[start]
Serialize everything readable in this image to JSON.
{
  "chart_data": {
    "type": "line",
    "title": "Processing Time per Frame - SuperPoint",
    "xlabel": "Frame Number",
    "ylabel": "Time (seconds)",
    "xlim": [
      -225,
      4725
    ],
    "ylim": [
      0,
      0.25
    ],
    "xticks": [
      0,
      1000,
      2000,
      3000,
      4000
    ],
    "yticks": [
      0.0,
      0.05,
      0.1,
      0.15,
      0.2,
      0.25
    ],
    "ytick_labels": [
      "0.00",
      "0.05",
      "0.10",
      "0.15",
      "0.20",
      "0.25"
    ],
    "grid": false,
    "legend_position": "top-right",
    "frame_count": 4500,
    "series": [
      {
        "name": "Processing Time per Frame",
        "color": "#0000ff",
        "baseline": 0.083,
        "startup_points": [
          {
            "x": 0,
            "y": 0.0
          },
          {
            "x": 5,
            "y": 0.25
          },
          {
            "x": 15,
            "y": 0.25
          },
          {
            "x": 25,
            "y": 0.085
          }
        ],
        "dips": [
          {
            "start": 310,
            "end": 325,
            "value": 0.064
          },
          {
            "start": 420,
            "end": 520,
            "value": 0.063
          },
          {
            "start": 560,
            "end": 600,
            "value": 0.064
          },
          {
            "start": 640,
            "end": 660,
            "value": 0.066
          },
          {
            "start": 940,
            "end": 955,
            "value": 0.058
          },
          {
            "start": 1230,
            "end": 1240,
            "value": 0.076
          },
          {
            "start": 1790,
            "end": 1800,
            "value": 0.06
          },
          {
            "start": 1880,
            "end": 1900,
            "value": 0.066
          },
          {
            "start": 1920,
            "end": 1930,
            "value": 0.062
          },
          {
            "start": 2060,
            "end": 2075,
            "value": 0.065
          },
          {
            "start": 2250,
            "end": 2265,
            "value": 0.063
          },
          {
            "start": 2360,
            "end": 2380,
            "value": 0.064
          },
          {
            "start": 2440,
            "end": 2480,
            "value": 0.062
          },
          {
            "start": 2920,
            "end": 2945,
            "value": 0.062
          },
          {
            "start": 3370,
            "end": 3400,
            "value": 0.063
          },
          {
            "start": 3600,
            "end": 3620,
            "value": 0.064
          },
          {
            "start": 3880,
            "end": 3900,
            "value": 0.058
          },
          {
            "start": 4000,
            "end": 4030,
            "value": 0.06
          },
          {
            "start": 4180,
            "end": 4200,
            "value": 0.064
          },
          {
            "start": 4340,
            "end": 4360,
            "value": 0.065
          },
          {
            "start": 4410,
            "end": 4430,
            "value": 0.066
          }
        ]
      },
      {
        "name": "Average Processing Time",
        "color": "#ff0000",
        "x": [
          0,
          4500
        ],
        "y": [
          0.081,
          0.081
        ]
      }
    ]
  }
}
[end]
[start]
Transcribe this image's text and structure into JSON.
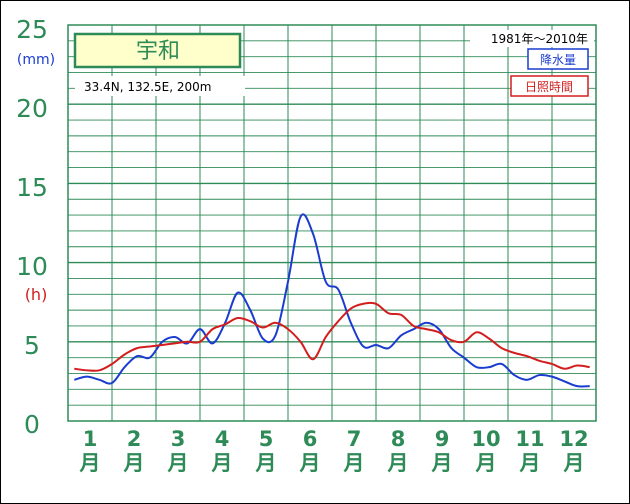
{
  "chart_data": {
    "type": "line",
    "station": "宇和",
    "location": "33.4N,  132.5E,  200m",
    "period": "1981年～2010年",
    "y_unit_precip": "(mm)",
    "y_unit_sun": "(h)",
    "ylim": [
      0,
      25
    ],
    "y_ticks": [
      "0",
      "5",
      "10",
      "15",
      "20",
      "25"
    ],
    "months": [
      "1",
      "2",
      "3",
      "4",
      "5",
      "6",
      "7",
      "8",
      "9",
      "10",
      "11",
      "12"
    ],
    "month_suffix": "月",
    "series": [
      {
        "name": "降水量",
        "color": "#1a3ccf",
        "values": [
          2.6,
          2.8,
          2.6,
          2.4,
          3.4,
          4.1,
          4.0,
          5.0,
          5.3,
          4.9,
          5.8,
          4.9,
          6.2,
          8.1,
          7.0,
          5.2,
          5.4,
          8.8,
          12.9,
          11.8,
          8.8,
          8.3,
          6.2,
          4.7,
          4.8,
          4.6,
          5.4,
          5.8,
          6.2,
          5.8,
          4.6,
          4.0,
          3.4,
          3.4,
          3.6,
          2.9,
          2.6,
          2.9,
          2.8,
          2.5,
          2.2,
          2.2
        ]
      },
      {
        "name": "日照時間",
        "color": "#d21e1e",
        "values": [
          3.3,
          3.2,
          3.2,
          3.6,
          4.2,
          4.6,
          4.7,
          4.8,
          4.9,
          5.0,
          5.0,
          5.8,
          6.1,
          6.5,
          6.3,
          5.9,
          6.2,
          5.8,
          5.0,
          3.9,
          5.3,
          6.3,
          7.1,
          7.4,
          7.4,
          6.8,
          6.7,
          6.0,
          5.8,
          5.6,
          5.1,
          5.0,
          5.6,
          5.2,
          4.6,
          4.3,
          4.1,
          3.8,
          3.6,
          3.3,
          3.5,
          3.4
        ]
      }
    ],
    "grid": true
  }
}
[end]
> [What you need to do] Copy out all lines from the material above that contain the string "name".

> [Solved problem]
        "name": "Processing Time per Frame",
        "name": "Average Processing Time",
        "name": "降水量",
        "name": "日照時間",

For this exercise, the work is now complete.